▶ **SHORT TASK**: Within the material below, find each line bearing the word "date" and present it.

▶ **Dataset excerpts**:

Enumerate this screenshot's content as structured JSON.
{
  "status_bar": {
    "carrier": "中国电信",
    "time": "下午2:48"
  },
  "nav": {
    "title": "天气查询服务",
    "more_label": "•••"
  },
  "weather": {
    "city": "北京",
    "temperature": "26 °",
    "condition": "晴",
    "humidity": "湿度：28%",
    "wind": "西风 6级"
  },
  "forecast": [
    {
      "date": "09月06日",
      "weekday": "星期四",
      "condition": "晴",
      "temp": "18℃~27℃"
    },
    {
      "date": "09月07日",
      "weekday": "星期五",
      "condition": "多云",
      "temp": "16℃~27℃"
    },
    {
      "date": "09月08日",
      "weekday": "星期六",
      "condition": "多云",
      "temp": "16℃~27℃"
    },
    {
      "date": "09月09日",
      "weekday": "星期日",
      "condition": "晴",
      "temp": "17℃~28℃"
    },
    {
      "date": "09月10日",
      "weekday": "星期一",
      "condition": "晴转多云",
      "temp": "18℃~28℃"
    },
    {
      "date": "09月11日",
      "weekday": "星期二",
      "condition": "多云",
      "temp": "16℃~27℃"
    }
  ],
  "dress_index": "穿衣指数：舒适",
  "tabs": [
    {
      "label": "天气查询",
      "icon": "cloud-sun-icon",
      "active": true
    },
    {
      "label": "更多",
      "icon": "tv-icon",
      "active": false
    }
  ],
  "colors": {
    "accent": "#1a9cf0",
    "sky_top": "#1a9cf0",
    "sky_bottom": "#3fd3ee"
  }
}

▶ **TASK ANSWER**:
      "date": "09月06日",
      "date": "09月07日",
      "date": "09月08日",
      "date": "09月09日",
      "date": "09月10日",
      "date": "09月11日",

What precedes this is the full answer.